GIVEN TASK: Identify and copy all lines of the material where the string "Edward" is found.

PROVIDED RECORDS:
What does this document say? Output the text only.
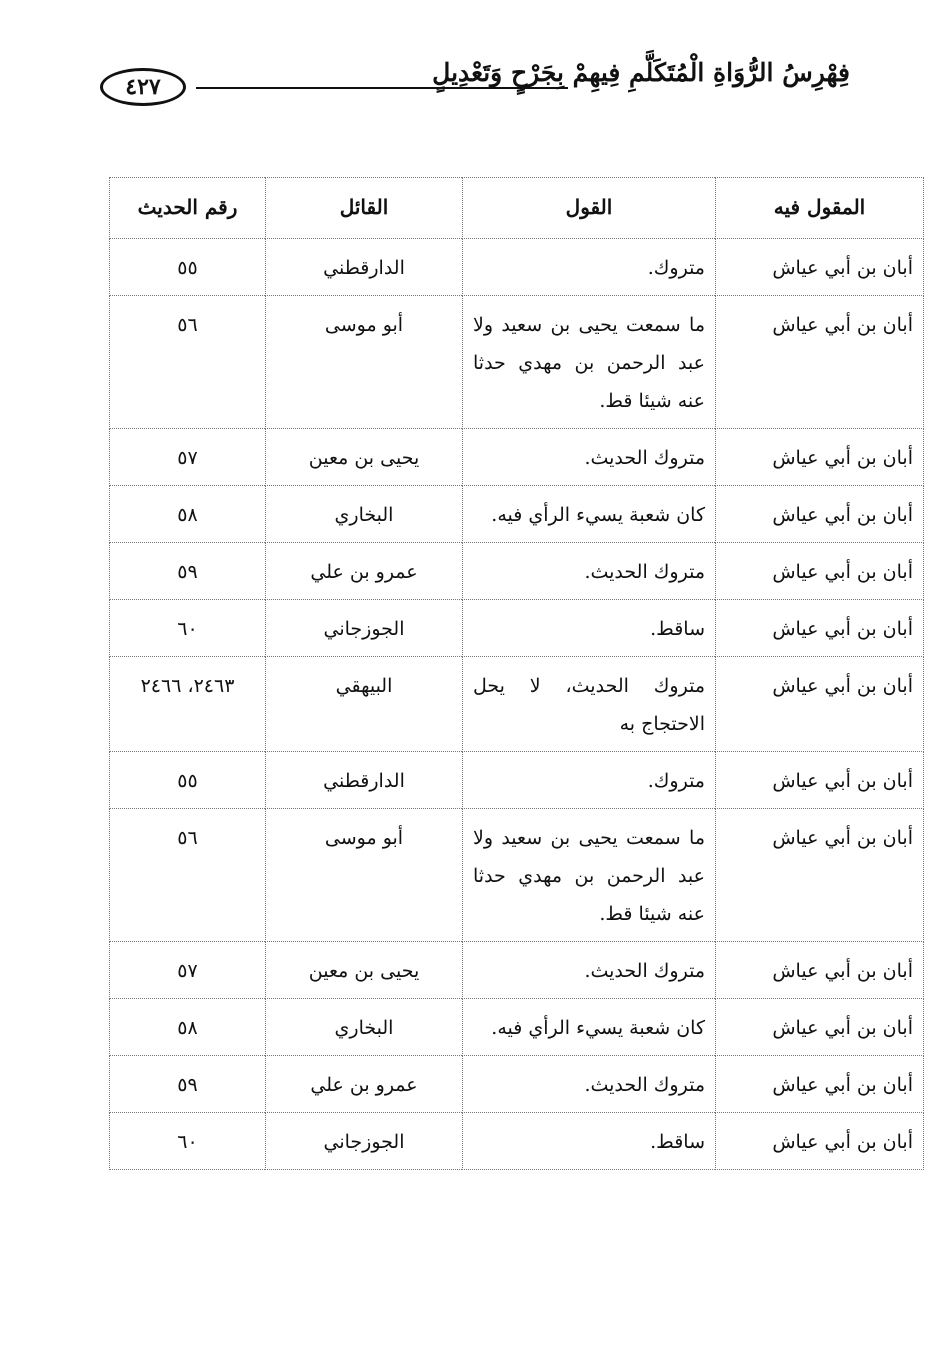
٤٢٧	فِهْرِسُ الرُّوَاةِ الْمُتَكَلَّمِ فِيهِمْ بِجَرْحٍ وَتَعْدِيلٍ
المقول فيه	القول	القائل	رقم الحديث
أبان بن أبي عياش	متروك.	الدارقطني	٥٥
أبان بن أبي عياش	ما سمعت يحيى بن سعيد ولا عبد الرحمن بن مهدي حدثا عنه شيئا قط.	أبو موسى	٥٦
أبان بن أبي عياش	متروك الحديث.	يحيى بن معين	٥٧
أبان بن أبي عياش	كان شعبة يسيء الرأي فيه.	البخاري	٥٨
أبان بن أبي عياش	متروك الحديث.	عمرو بن علي	٥٩
أبان بن أبي عياش	ساقط.	الجوزجاني	٦٠
أبان بن أبي عياش	متروك الحديث، لا يحل الاحتجاج به	البيهقي	٢٤٦٣، ٢٤٦٦
أبان بن أبي عياش	متروك.	الدارقطني	٥٥
أبان بن أبي عياش	ما سمعت يحيى بن سعيد ولا عبد الرحمن بن مهدي حدثا عنه شيئا قط.	أبو موسى	٥٦
أبان بن أبي عياش	متروك الحديث.	يحيى بن معين	٥٧
أبان بن أبي عياش	كان شعبة يسيء الرأي فيه.	البخاري	٥٨
أبان بن أبي عياش	متروك الحديث.	عمرو بن علي	٥٩
أبان بن أبي عياش	ساقط.	الجوزجاني	٦٠
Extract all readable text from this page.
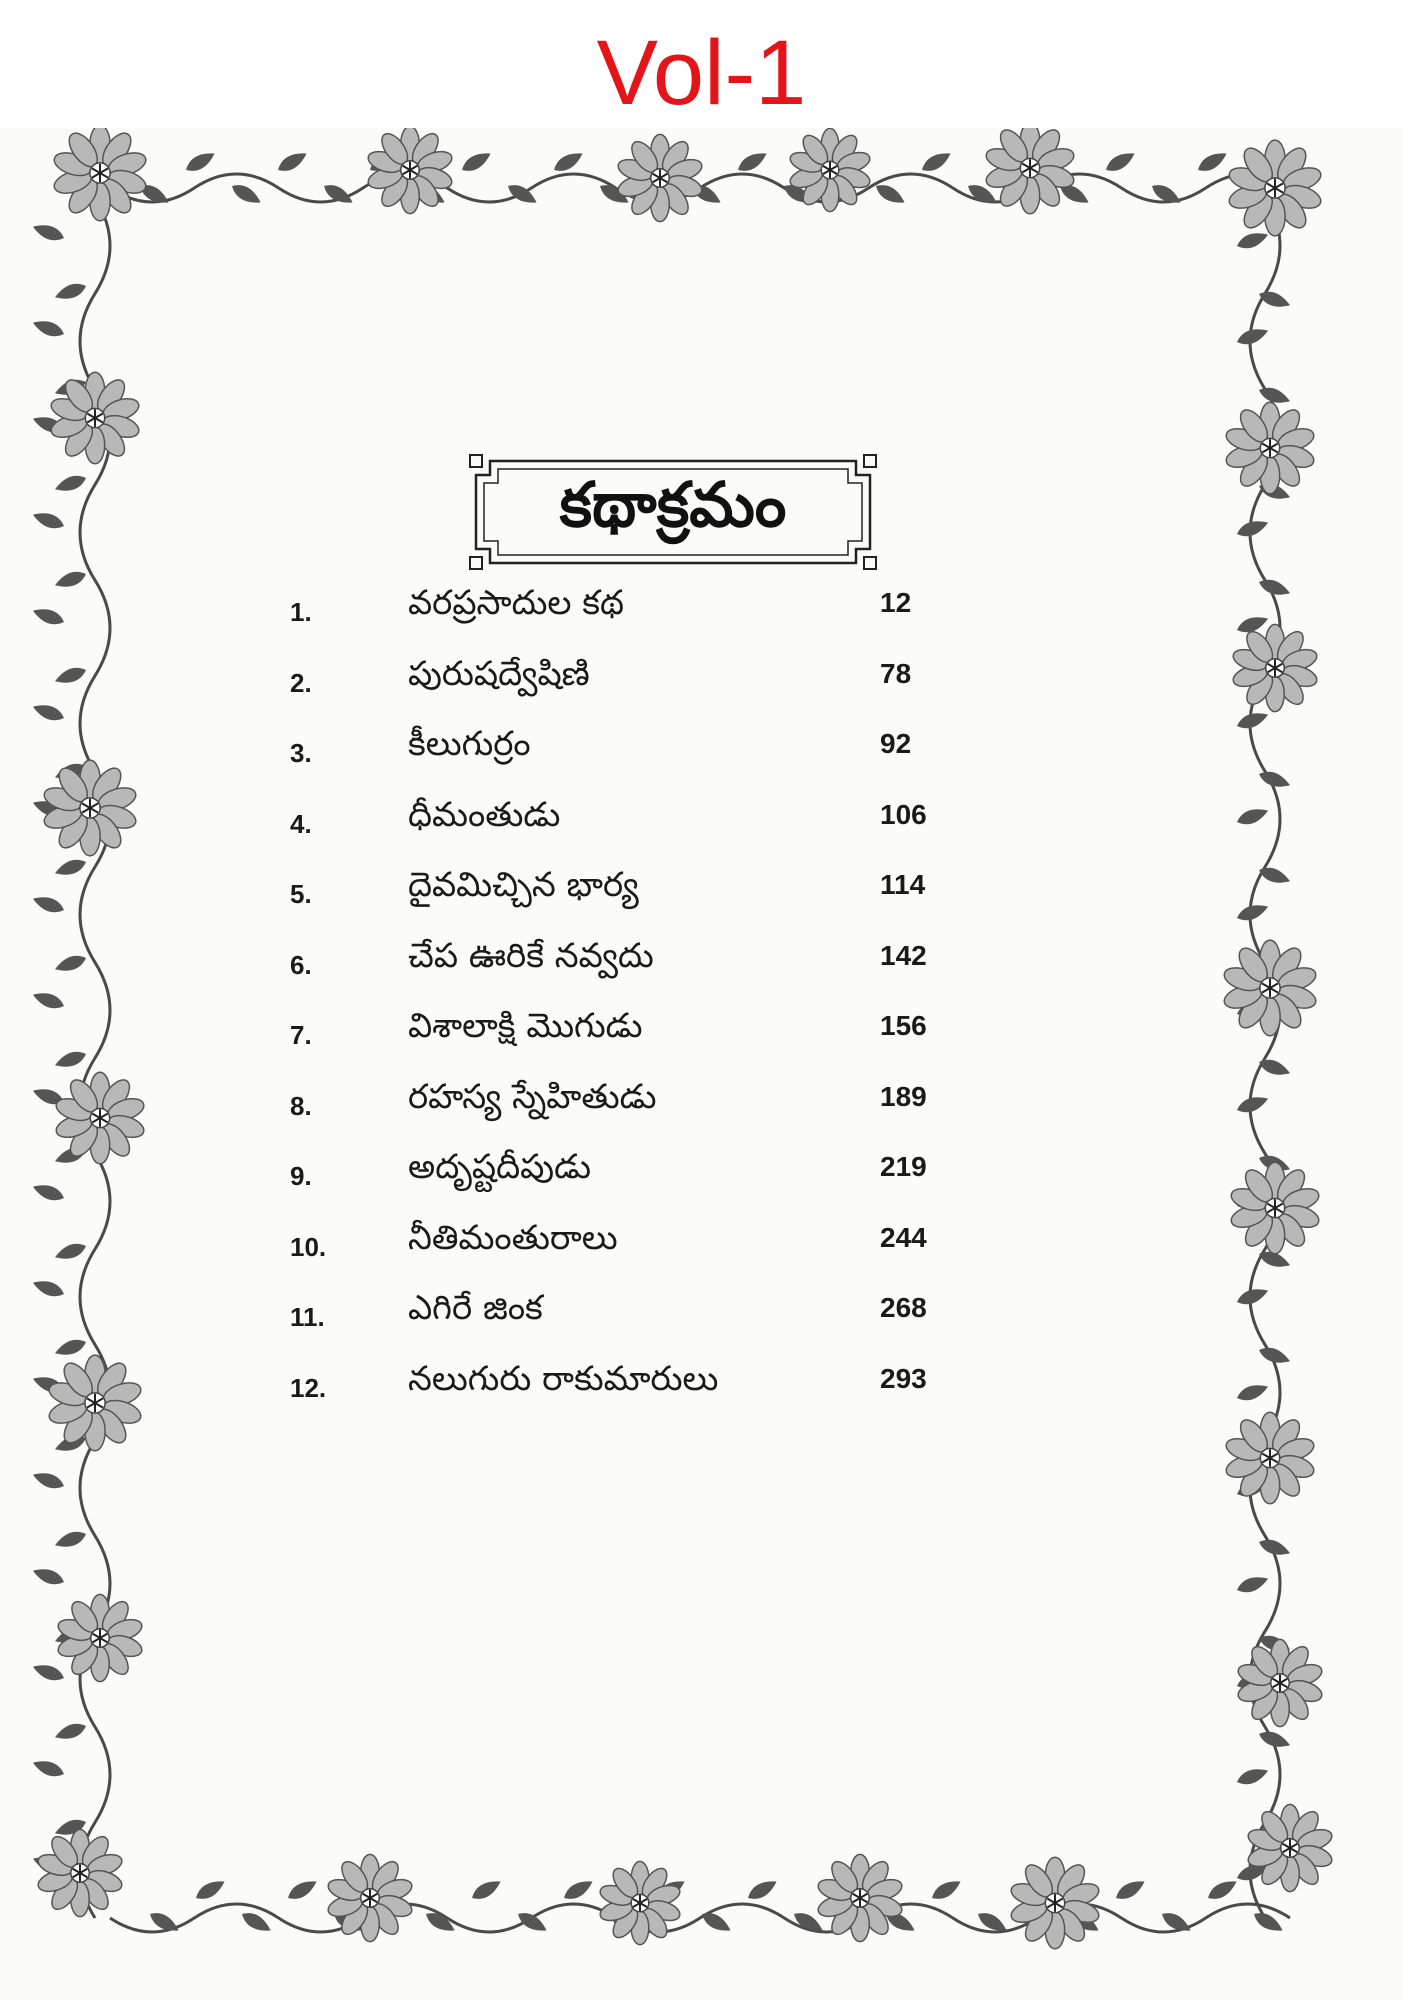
Vol-1
కథాక్రమం
1.	వరప్రసాదుల కథ	12
2.	పురుషద్వేషిణి	78
3.	కీలుగుర్రం	92
4.	ధీమంతుడు	106
5.	దైవమిచ్చిన భార్య	114
6.	చేప ఊరికే నవ్వదు	142
7.	విశాలాక్షి మొగుడు	156
8.	రహస్య స్నేహితుడు	189
9.	అదృష్టదీపుడు	219
10. నీతిమంతురాలు	244
11. ఎగిరే జింక	268
12. నలుగురు రాకుమారులు	293
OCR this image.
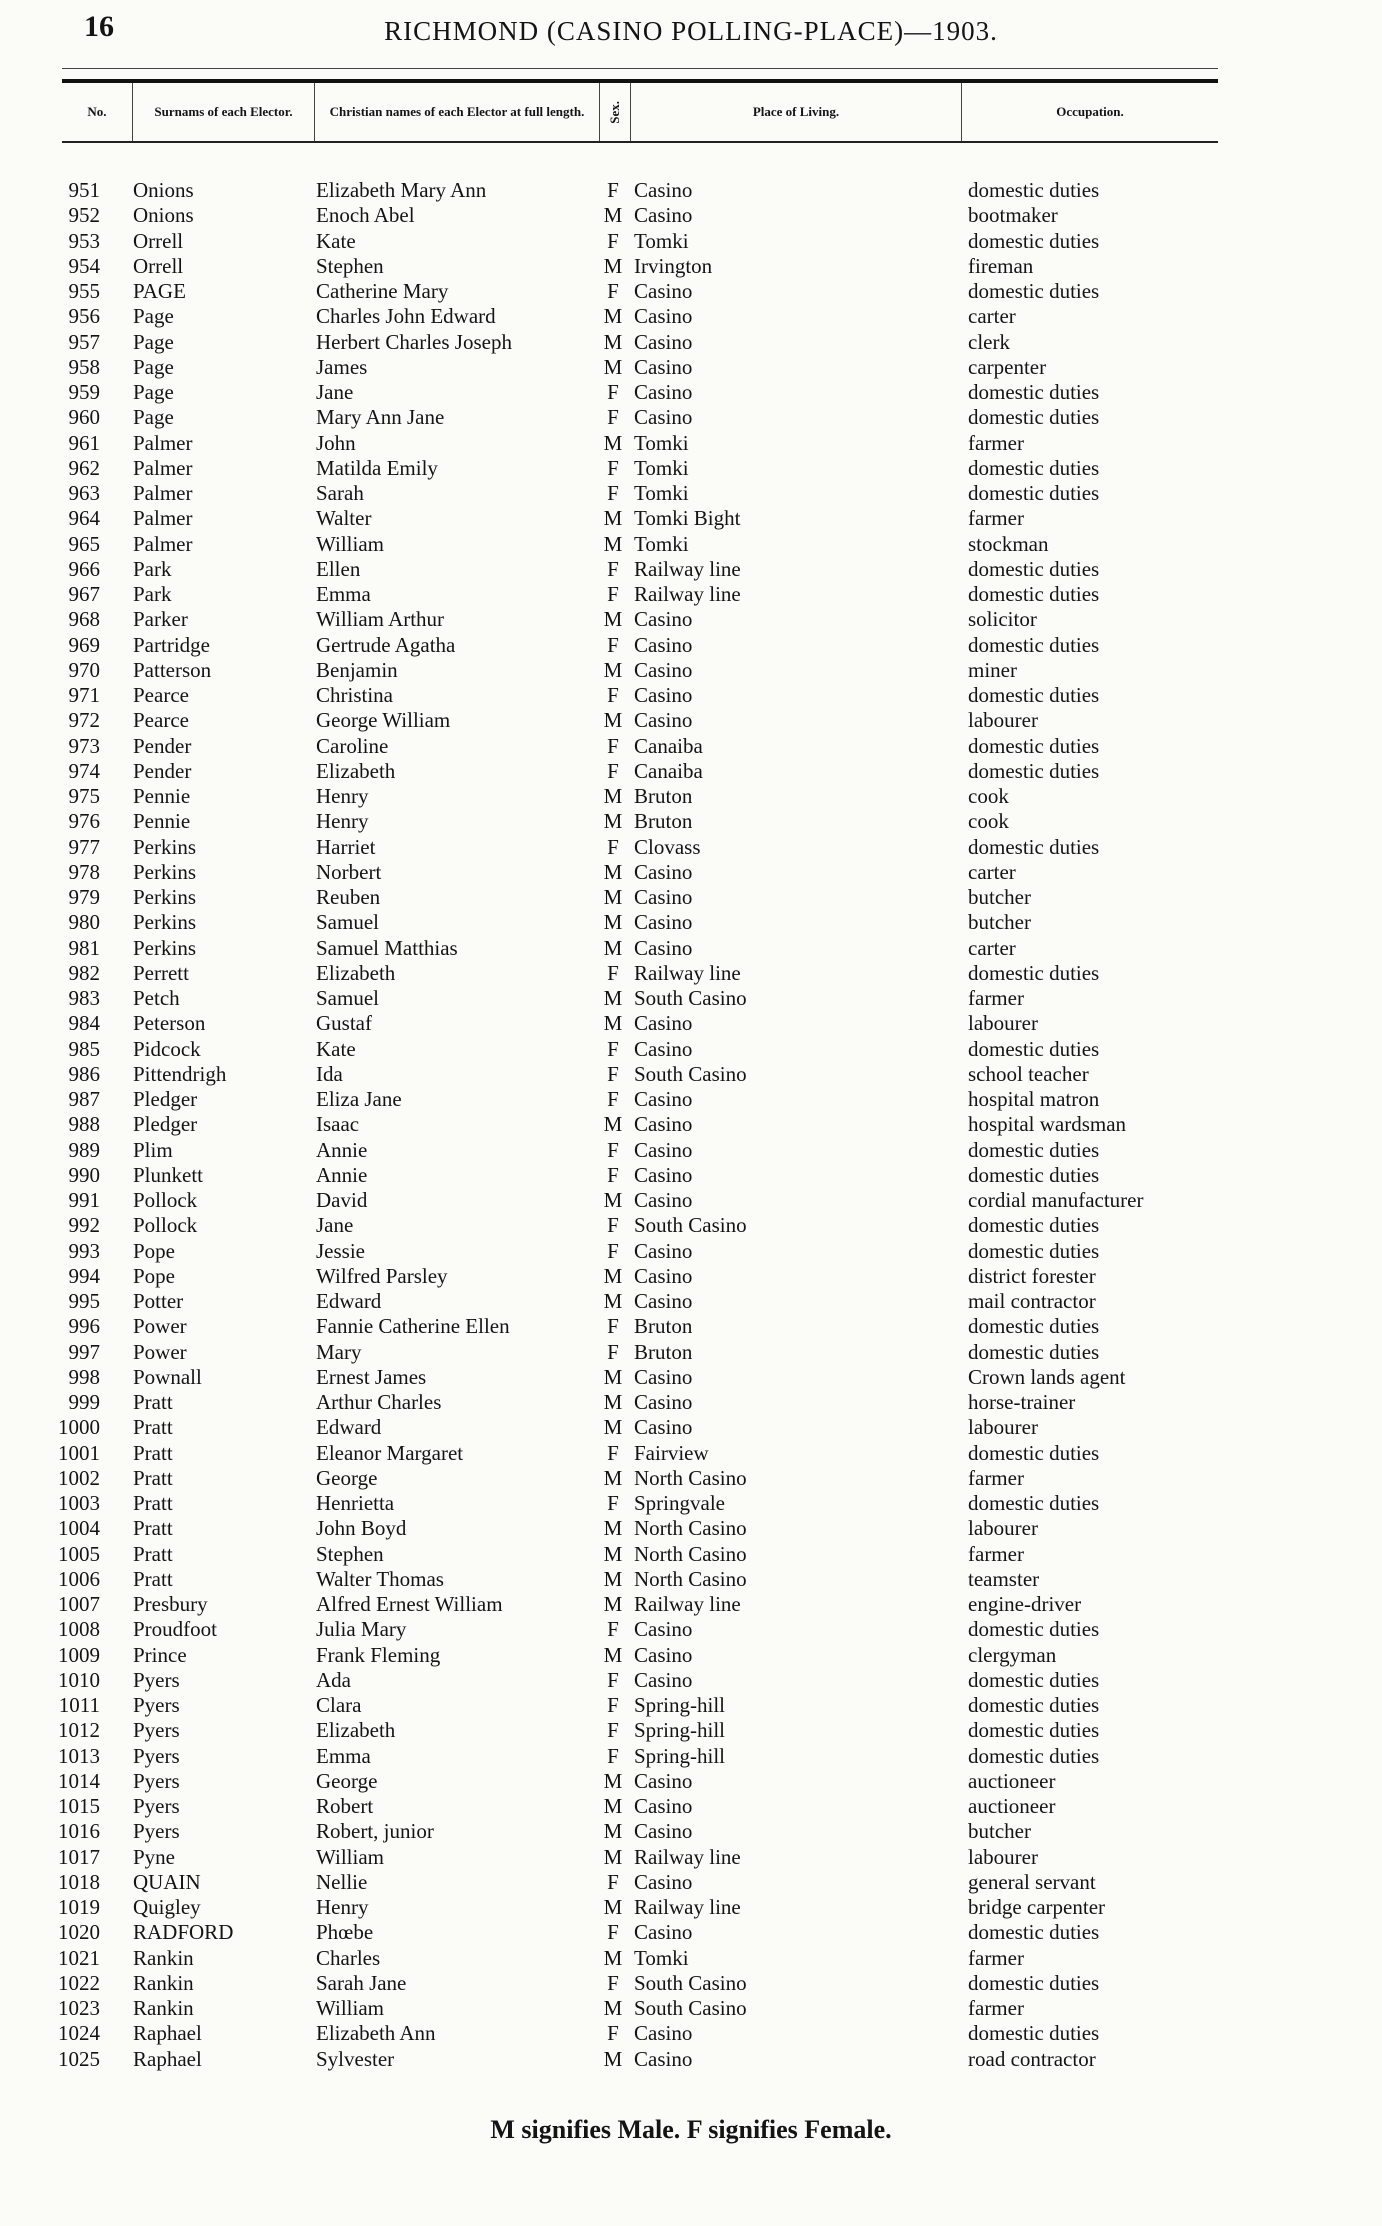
16	RICHMOND (CASINO POLLING-PLACE)—1903.
No.	Surnams of each Elector.	Christian names of each Elector at full length.	Sex.	Place of Living.	Occupation.
951 Onions	Elizabeth Mary Ann	F Casino	domestic duties
952 Onions	Enoch Abel	M Casino	bootmaker
953 Orrell	Kate	F Tomki	domestic duties
954 Orrell	Stephen	M Irvington	fireman
955 PAGE	Catherine Mary	F Casino	domestic duties
956 Page	Charles John Edward	M Casino	carter
957 Page	Herbert Charles Joseph	M Casino	clerk
958 Page	James	M Casino	carpenter
959 Page	Jane	F Casino	domestic duties
960 Page	Mary Ann Jane	F Casino	domestic duties
961 Palmer	John	M Tomki	farmer
962 Palmer	Matilda Emily	F Tomki	domestic duties
963 Palmer	Sarah	F Tomki	domestic duties
964 Palmer	Walter	M Tomki Bight	farmer
965 Palmer	William	M Tomki	stockman
966 Park	Ellen	F Railway line	domestic duties
967 Park	Emma	F Railway line	domestic duties
968 Parker	William Arthur	M Casino	solicitor
969 Partridge	Gertrude Agatha	F Casino	domestic duties
970 Patterson	Benjamin	M Casino	miner
971 Pearce	Christina	F Casino	domestic duties
972 Pearce	George William	M Casino	labourer
973 Pender	Caroline	F Canaiba	domestic duties
974 Pender	Elizabeth	F Canaiba	domestic duties
975 Pennie	Henry	M Bruton	cook
976 Pennie	Henry	M Bruton	cook
977 Perkins	Harriet	F Clovass	domestic duties
978 Perkins	Norbert	M Casino	carter
979 Perkins	Reuben	M Casino	butcher
980 Perkins	Samuel	M Casino	butcher
981 Perkins	Samuel Matthias	M Casino	carter
982 Perrett	Elizabeth	F Railway line	domestic duties
983 Petch	Samuel	M South Casino	farmer
984 Peterson	Gustaf	M Casino	labourer
985 Pidcock	Kate	F Casino	domestic duties
986 Pittendrigh	Ida	F South Casino	school teacher
987 Pledger	Eliza Jane	F Casino	hospital matron
988 Pledger	Isaac	M Casino	hospital wardsman
989 Plim	Annie	F Casino	domestic duties
990 Plunkett	Annie	F Casino	domestic duties
991 Pollock	David	M Casino	cordial manufacturer
992 Pollock	Jane	F South Casino	domestic duties
993 Pope	Jessie	F Casino	domestic duties
994 Pope	Wilfred Parsley	M Casino	district forester
995 Potter	Edward	M Casino	mail contractor
996 Power	Fannie Catherine Ellen	F Bruton	domestic duties
997 Power	Mary	F Bruton	domestic duties
998 Pownall	Ernest James	M Casino	Crown lands agent
999 Pratt	Arthur Charles	M Casino	horse-trainer
1000 Pratt	Edward	M Casino	labourer
1001 Pratt	Eleanor Margaret	F Fairview	domestic duties
1002 Pratt	George	M North Casino	farmer
1003 Pratt	Henrietta	F Springvale	domestic duties
1004 Pratt	John Boyd	M North Casino	labourer
1005 Pratt	Stephen	M North Casino	farmer
1006 Pratt	Walter Thomas	M North Casino	teamster
1007 Presbury	Alfred Ernest William	M Railway line	engine-driver
1008 Proudfoot	Julia Mary	F Casino	domestic duties
1009 Prince	Frank Fleming	M Casino	clergyman
1010 Pyers	Ada	F Casino	domestic duties
1011 Pyers	Clara	F Spring-hill	domestic duties
1012 Pyers	Elizabeth	F Spring-hill	domestic duties
1013 Pyers	Emma	F Spring-hill	domestic duties
1014 Pyers	George	M Casino	auctioneer
1015 Pyers	Robert	M Casino	auctioneer
1016 Pyers	Robert, junior	M Casino	butcher
1017 Pyne	William	M Railway line	labourer
1018 QUAIN	Nellie	F Casino	general servant
1019 Quigley	Henry	M Railway line	bridge carpenter
1020 RADFORD	Phœbe	F Casino	domestic duties
1021 Rankin	Charles	M Tomki	farmer
1022 Rankin	Sarah Jane	F South Casino	domestic duties
1023 Rankin	William	M South Casino	farmer
1024 Raphael	Elizabeth Ann	F Casino	domestic duties
1025 Raphael	Sylvester	M Casino	road contractor
M signifies Male. F signifies Female.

EXERCISE SOLUTION:
956 Page	Charles John Edward	M Casino	carter
995 Potter	Edward	M Casino	mail contractor
1000 Pratt	Edward	M Casino	labourer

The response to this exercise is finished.